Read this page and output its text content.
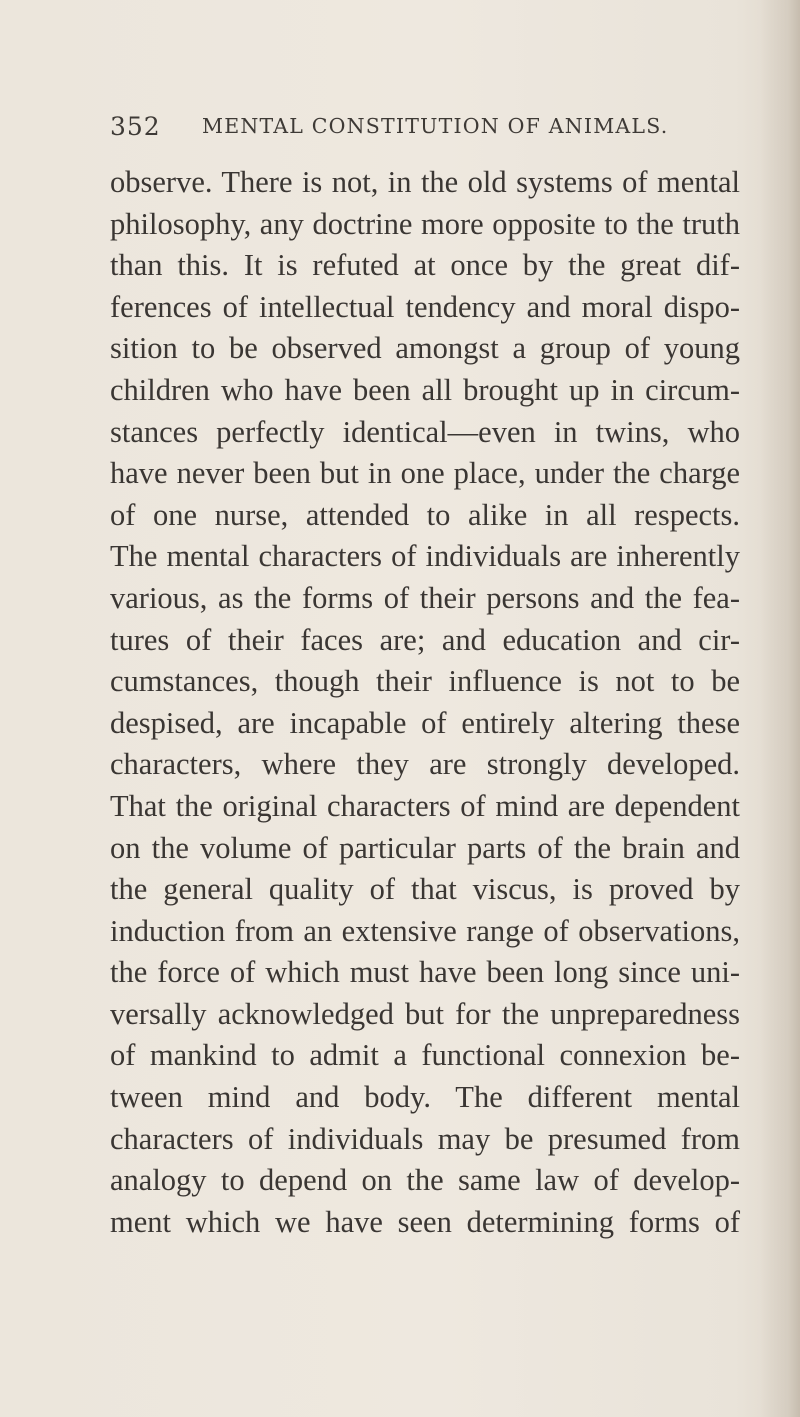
352	MENTAL CONSTITUTION OF ANIMALS.
observe. There is not, in the old systems of mental
philosophy, any doctrine more opposite to the truth
than this. It is refuted at once by the great dif-
ferences of intellectual tendency and moral dispo-
sition to be observed amongst a group of young
children who have been all brought up in circum-
stances perfectly identical—even in twins, who
have never been but in one place, under the charge
of one nurse, attended to alike in all respects.
The mental characters of individuals are inherently
various, as the forms of their persons and the fea-
tures of their faces are; and education and cir-
cumstances, though their influence is not to be
despised, are incapable of entirely altering these
characters, where they are strongly developed.
That the original characters of mind are dependent
on the volume of particular parts of the brain and
the general quality of that viscus, is proved by
induction from an extensive range of observations,
the force of which must have been long since uni-
versally acknowledged but for the unpreparedness
of mankind to admit a functional connexion be-
tween mind and body. The different mental
characters of individuals may be presumed from
analogy to depend on the same law of develop-
ment which we have seen determining forms of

## PROMPT
Go through the listing above and write it out again exactly, dropping the pictures.

## FINISHED TASK
Read this page and output its text content.
352	MENTAL CONSTITUTION OF ANIMALS.
observe. There is not, in the old systems of mental
philosophy, any doctrine more opposite to the truth
than this. It is refuted at once by the great dif-
ferences of intellectual tendency and moral dispo-
sition to be observed amongst a group of young
children who have been all brought up in circum-
stances perfectly identical—even in twins, who
have never been but in one place, under the charge
of one nurse, attended to alike in all respects.
The mental characters of individuals are inherently
various, as the forms of their persons and the fea-
tures of their faces are; and education and cir-
cumstances, though their influence is not to be
despised, are incapable of entirely altering these
characters, where they are strongly developed.
That the original characters of mind are dependent
on the volume of particular parts of the brain and
the general quality of that viscus, is proved by
induction from an extensive range of observations,
the force of which must have been long since uni-
versally acknowledged but for the unpreparedness
of mankind to admit a functional connexion be-
tween mind and body. The different mental
characters of individuals may be presumed from
analogy to depend on the same law of develop-
ment which we have seen determining forms of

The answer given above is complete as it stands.